**DATA LINES**.
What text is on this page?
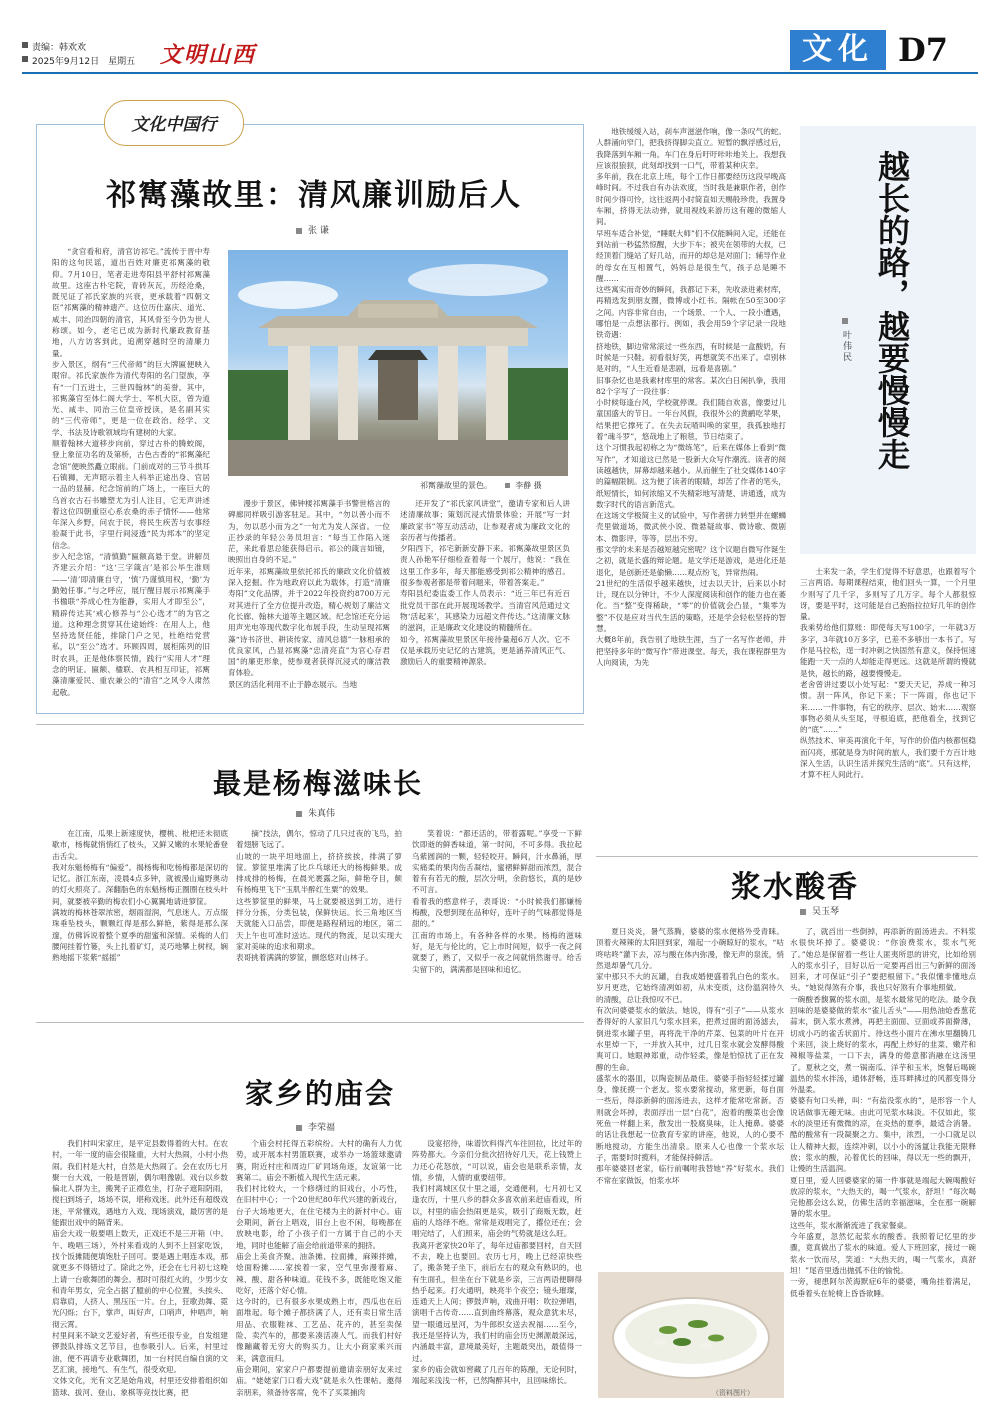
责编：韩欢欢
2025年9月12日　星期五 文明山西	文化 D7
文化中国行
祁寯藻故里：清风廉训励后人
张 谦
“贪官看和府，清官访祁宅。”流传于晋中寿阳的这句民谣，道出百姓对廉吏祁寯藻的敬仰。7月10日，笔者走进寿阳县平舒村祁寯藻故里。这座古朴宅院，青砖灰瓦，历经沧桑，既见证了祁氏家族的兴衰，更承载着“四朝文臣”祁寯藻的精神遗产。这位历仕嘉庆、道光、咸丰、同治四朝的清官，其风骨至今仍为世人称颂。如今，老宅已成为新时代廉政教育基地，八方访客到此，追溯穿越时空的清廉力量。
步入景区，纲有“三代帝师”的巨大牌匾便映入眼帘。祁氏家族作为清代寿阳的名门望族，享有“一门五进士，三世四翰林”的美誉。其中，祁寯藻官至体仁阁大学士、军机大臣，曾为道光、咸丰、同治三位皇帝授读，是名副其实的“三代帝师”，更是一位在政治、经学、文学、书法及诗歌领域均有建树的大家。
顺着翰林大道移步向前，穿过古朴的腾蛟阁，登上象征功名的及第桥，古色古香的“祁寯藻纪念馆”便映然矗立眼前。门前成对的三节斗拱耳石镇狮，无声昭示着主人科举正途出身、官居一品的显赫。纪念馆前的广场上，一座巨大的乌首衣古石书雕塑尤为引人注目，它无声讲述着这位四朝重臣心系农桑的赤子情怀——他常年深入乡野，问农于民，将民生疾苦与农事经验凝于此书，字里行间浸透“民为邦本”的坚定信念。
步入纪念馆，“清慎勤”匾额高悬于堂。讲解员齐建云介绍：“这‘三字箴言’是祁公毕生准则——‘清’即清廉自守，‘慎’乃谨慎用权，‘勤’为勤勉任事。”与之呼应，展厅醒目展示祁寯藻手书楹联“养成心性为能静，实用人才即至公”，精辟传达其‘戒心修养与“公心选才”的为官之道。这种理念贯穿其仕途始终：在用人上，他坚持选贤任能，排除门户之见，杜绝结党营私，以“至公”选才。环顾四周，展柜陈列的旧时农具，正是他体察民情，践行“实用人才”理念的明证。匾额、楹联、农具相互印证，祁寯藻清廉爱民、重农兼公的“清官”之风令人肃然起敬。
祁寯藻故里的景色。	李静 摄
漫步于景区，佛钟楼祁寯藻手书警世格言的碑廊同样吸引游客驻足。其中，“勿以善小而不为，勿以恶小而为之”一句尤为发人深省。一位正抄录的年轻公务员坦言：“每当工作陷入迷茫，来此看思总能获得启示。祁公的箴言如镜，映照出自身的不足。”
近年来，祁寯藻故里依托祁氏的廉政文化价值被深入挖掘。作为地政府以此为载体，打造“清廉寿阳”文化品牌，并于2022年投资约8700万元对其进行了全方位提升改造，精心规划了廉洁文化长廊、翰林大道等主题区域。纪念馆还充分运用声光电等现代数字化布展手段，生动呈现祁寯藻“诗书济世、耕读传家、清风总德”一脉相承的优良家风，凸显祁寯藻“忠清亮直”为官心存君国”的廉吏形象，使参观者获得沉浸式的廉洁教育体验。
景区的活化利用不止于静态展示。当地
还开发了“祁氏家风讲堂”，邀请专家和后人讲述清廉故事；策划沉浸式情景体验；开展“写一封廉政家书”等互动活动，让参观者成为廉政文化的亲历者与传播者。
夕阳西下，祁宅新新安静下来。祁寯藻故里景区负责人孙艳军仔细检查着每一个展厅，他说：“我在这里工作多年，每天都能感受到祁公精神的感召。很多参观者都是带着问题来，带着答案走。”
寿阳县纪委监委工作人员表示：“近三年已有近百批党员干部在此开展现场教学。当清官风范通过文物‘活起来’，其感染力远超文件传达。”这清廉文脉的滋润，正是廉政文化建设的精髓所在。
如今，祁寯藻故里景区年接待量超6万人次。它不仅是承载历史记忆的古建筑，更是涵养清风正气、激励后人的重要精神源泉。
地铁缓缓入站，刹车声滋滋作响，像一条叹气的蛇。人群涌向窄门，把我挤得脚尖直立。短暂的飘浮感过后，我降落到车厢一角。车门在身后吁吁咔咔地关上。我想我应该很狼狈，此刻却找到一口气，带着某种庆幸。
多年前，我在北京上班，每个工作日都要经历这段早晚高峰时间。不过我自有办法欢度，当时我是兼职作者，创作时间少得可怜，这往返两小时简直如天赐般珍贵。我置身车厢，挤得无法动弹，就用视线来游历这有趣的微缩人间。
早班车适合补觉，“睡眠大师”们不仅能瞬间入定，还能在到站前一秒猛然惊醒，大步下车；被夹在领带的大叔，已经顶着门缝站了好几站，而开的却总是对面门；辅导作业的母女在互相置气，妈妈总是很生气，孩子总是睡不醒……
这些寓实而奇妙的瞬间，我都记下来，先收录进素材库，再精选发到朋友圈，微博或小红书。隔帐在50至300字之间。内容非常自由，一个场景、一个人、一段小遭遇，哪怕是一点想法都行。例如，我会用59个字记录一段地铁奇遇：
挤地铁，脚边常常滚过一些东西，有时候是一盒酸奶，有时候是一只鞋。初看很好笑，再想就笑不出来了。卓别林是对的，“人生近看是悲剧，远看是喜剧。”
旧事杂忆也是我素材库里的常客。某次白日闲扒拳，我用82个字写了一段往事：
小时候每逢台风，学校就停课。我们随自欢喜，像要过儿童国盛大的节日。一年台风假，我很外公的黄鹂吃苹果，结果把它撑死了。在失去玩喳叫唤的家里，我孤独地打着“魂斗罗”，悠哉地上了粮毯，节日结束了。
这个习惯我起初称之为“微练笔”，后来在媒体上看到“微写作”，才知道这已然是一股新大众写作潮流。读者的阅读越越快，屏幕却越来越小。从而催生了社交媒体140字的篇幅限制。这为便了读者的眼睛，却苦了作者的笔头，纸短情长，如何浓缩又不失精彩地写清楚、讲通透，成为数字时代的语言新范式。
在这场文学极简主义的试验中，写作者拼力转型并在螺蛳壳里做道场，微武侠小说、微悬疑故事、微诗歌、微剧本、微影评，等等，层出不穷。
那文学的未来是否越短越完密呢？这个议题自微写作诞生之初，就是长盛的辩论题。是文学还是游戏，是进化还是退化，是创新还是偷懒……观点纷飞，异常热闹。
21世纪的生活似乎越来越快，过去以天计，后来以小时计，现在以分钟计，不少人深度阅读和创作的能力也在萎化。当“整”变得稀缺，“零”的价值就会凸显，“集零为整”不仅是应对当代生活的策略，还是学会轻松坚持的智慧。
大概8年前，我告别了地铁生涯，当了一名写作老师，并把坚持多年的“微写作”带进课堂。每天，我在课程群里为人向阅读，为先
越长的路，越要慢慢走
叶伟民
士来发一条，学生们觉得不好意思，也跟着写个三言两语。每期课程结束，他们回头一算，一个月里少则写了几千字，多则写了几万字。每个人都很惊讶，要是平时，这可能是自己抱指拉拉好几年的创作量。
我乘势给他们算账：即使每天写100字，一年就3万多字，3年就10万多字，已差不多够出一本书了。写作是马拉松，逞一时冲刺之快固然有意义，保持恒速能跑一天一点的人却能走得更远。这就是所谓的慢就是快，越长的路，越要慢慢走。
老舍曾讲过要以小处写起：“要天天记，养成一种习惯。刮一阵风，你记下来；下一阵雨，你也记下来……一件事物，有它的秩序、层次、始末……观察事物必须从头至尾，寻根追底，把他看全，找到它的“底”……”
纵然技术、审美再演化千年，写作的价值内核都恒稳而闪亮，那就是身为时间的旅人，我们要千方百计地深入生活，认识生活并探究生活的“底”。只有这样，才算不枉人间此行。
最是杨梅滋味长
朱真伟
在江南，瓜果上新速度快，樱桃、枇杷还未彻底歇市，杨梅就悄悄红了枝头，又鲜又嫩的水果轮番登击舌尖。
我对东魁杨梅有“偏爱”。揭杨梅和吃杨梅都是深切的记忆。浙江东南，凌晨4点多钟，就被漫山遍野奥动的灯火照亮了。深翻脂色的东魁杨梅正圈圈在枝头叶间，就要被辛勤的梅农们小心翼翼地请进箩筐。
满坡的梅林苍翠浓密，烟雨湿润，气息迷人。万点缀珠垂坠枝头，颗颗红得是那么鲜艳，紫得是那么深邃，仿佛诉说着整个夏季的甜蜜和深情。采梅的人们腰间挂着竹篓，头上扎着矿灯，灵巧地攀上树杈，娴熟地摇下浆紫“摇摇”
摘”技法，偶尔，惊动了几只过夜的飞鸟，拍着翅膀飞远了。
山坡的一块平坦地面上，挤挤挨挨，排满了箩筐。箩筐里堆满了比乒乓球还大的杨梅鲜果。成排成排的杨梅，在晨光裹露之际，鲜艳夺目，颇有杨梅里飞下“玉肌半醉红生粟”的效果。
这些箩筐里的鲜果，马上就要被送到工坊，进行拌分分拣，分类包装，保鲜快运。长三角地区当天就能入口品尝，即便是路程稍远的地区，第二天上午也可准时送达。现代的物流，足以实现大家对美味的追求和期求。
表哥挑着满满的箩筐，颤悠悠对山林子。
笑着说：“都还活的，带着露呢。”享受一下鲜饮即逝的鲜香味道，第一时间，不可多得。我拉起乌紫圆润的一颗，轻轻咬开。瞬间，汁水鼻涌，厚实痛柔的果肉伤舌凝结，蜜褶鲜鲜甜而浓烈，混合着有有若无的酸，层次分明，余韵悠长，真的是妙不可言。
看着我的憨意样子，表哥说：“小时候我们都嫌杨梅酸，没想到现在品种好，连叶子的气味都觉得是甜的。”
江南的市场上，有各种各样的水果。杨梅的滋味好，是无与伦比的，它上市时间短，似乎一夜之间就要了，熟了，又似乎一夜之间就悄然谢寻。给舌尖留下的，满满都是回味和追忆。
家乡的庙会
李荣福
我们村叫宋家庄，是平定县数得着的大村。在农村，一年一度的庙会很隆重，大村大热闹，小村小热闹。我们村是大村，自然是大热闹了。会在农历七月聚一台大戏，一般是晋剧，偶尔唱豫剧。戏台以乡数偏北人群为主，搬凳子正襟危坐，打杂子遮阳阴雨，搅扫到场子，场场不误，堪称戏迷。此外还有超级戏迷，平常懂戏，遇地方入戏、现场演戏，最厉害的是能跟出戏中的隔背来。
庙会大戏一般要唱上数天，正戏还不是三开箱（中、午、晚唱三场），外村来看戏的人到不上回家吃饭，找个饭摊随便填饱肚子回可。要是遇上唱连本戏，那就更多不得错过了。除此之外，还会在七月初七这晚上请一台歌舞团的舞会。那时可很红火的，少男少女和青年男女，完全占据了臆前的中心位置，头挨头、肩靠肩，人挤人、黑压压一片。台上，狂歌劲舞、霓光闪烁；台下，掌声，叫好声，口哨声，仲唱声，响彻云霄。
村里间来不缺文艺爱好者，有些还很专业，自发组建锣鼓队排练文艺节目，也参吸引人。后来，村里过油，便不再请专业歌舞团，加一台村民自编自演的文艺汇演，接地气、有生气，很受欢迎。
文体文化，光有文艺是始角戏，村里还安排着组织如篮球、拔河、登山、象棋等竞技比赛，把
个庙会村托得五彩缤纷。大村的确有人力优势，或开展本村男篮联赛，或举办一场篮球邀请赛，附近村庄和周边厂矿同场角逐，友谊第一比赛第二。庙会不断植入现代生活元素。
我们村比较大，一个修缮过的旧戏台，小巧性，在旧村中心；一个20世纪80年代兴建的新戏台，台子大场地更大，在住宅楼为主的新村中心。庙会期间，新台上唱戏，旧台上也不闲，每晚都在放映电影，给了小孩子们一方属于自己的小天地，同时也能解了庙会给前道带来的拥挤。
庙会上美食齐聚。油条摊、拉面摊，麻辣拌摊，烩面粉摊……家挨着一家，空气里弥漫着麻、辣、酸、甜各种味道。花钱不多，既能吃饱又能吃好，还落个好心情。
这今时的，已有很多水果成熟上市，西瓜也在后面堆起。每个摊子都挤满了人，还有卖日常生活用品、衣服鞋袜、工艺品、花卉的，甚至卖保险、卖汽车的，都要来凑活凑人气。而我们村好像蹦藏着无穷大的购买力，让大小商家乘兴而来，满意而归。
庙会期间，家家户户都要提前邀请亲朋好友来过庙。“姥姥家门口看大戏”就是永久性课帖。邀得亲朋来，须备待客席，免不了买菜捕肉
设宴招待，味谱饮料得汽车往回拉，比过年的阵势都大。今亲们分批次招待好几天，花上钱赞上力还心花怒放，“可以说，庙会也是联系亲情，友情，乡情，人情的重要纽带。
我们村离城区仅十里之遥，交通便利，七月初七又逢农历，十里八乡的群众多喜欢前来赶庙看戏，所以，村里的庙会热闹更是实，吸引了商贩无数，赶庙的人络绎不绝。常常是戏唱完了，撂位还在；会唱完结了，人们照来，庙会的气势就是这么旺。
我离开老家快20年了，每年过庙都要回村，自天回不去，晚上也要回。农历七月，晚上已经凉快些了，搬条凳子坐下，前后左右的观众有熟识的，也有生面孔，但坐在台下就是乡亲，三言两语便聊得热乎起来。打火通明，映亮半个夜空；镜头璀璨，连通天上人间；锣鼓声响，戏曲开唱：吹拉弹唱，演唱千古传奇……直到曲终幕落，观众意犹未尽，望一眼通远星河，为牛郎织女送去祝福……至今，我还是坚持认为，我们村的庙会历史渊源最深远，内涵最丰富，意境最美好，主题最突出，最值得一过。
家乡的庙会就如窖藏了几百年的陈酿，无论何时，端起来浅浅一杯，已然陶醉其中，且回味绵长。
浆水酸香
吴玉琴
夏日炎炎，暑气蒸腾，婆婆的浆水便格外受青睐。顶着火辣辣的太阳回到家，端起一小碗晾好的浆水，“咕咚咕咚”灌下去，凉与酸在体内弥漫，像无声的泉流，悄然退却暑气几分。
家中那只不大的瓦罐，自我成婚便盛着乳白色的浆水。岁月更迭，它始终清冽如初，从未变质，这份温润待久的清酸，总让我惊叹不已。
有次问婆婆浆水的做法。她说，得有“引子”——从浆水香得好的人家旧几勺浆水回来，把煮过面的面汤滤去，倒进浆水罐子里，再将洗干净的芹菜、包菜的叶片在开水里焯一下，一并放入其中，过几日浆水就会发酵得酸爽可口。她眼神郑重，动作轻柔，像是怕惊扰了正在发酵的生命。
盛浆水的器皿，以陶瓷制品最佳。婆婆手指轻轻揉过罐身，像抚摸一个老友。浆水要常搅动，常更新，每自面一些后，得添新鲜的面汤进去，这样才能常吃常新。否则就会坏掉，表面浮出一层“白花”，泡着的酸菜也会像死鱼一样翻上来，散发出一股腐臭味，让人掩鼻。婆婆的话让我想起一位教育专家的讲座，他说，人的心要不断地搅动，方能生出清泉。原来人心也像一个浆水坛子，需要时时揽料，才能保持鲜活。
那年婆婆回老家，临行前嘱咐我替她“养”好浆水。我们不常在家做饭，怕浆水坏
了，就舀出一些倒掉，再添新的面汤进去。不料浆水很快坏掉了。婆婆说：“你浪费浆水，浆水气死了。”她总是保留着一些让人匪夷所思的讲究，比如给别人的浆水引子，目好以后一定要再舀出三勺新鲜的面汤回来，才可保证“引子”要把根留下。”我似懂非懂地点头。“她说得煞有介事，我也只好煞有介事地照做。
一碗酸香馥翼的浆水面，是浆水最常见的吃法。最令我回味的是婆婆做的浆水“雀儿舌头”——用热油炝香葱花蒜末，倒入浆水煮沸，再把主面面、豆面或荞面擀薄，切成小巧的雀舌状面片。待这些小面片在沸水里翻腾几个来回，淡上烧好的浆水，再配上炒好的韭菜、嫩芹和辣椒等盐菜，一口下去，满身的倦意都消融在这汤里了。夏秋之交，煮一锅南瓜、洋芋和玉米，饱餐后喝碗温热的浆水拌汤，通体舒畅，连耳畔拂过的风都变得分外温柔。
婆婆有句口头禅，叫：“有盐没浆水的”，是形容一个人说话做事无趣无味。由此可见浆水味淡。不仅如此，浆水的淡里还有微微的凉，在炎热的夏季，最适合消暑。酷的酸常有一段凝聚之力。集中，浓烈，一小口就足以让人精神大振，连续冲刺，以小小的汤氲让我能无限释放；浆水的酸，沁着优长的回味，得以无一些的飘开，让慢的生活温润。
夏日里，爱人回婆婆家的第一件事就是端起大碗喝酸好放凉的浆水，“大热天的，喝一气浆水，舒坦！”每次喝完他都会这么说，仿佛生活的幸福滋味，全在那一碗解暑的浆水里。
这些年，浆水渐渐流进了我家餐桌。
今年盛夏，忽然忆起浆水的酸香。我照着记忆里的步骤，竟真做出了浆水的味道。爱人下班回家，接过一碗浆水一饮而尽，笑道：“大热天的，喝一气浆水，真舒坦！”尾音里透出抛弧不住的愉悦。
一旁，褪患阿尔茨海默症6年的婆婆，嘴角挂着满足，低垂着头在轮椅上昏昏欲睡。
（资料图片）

**THE REQUEST**.
Check the records above line by line and tally those holding the string "庙会期间". Answer with the number only.

**RESULT FOR THIS TASK**.
2